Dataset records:
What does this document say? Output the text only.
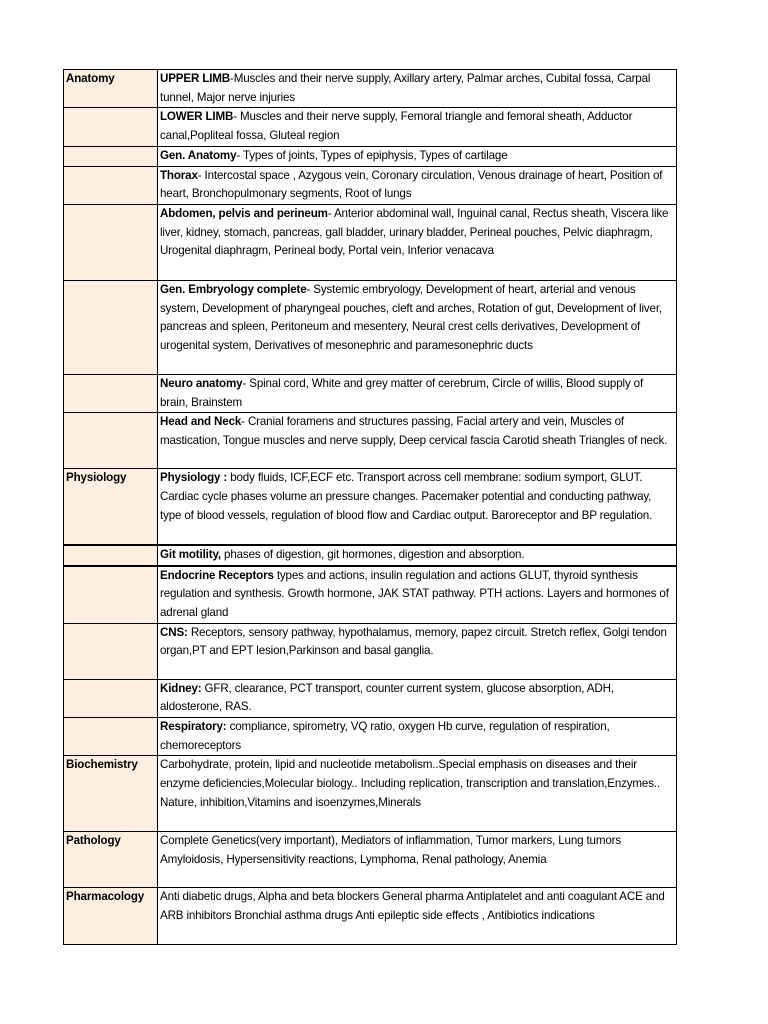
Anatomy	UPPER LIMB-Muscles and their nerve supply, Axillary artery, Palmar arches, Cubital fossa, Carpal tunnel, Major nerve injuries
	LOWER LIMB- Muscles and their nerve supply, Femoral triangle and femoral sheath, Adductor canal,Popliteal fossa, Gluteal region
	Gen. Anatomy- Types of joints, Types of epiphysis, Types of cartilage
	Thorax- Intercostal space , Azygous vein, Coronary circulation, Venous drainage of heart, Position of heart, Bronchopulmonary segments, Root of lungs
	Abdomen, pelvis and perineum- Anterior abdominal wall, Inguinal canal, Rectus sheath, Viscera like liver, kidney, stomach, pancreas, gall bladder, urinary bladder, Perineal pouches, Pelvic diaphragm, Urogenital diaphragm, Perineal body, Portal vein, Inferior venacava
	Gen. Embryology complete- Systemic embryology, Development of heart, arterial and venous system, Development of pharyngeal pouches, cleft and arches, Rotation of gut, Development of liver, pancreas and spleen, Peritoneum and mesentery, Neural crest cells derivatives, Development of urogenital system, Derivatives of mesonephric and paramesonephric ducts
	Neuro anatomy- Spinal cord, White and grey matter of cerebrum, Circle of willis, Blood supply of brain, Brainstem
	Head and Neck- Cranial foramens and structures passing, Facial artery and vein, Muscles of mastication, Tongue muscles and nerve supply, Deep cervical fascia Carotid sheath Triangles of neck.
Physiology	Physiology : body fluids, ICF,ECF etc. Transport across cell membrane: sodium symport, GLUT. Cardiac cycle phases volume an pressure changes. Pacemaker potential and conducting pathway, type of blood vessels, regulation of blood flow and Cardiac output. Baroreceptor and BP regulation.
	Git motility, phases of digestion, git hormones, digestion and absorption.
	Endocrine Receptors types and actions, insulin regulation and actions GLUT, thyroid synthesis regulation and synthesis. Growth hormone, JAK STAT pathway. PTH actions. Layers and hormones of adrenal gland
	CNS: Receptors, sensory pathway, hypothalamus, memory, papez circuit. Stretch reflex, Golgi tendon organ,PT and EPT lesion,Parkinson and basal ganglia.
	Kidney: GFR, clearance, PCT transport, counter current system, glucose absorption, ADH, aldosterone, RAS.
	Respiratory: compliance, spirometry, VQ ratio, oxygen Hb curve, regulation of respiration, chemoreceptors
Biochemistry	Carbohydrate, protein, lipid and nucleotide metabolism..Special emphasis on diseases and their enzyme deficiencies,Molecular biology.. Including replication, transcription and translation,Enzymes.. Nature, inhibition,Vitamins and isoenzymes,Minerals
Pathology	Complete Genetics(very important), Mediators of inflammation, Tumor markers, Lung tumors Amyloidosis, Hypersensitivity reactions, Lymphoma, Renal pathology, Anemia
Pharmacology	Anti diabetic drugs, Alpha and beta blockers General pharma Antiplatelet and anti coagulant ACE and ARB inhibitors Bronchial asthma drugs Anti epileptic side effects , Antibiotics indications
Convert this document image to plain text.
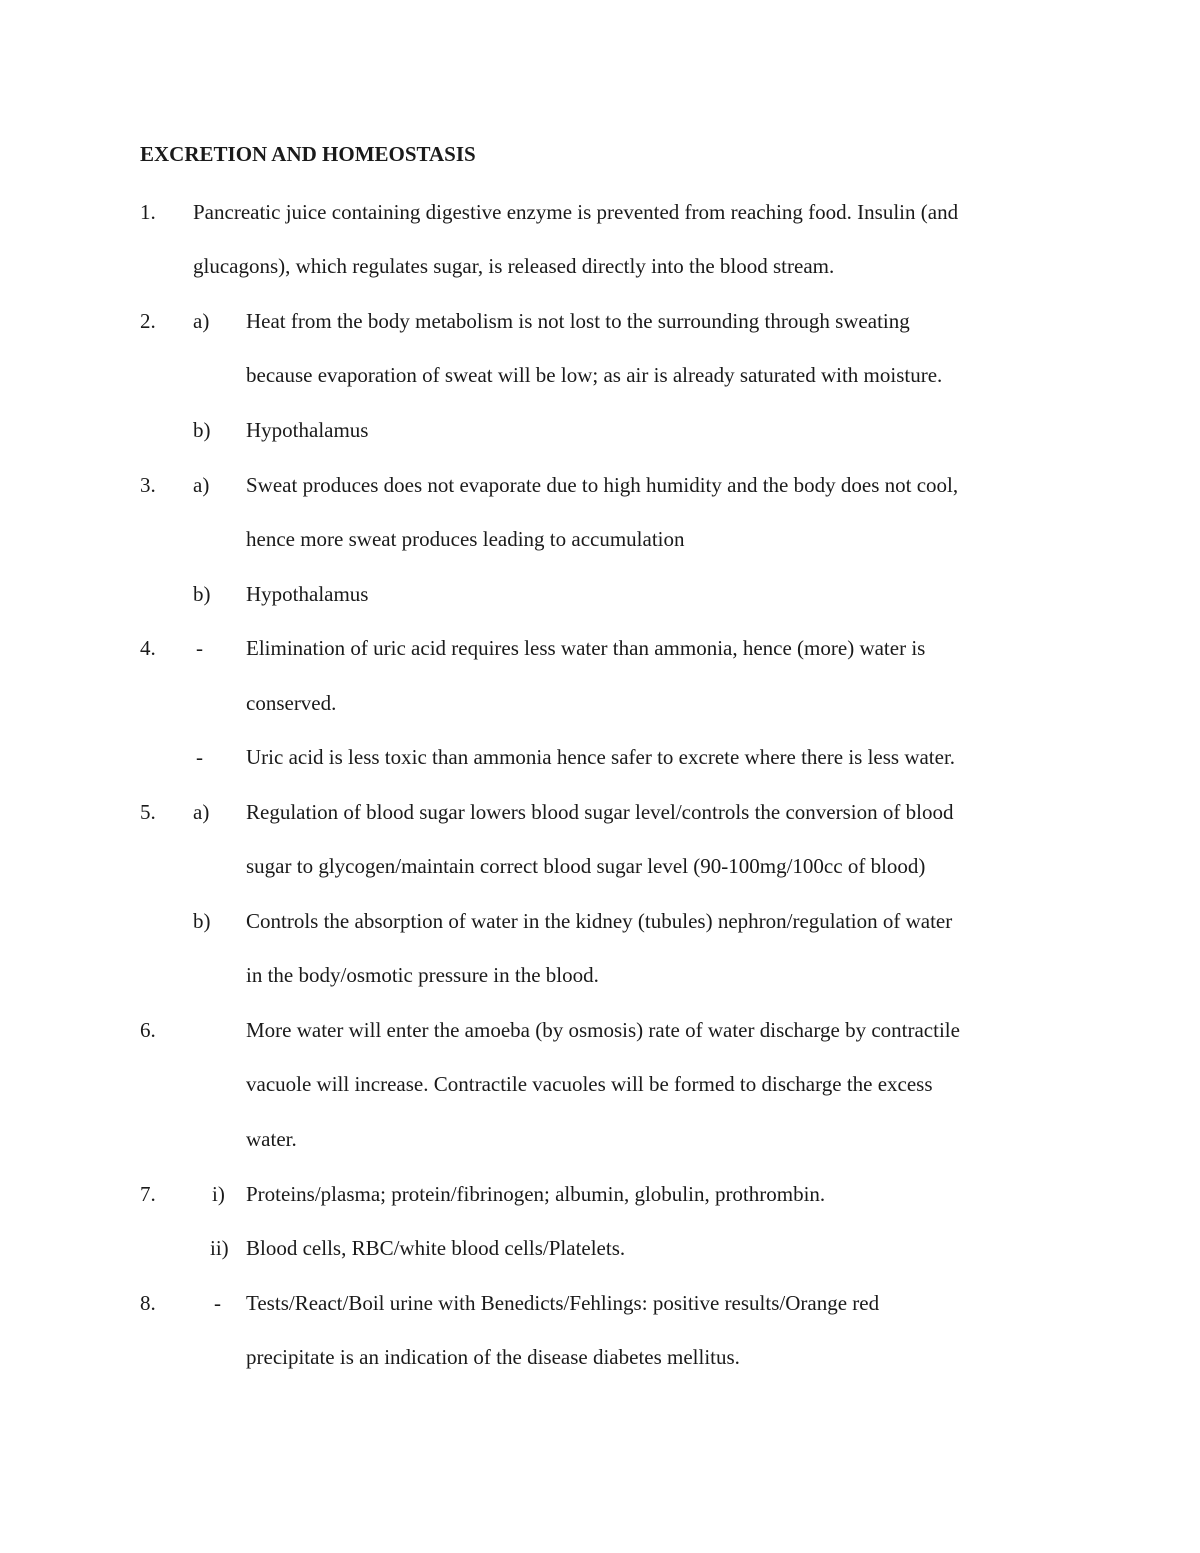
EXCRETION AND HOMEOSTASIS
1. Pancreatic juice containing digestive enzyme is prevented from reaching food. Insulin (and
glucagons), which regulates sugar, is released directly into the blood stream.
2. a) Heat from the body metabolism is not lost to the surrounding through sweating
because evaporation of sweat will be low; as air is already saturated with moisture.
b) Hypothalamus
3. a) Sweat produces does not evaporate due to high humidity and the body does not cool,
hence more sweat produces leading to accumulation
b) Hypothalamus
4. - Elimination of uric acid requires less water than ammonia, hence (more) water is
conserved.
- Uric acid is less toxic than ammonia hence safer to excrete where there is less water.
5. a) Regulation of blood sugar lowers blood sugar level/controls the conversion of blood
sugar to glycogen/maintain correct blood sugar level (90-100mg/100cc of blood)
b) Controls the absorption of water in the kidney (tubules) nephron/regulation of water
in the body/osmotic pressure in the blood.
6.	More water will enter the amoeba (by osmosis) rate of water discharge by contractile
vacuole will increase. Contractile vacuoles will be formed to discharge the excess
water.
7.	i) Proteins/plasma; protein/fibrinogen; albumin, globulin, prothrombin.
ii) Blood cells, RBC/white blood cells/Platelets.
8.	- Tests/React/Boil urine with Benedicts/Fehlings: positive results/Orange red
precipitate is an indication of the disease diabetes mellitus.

- Action item: Copy all lines from the entries that contain the word "produces".

- Answer to this task:
3. a) Sweat produces does not evaporate due to high humidity and the body does not cool,
hence more sweat produces leading to accumulation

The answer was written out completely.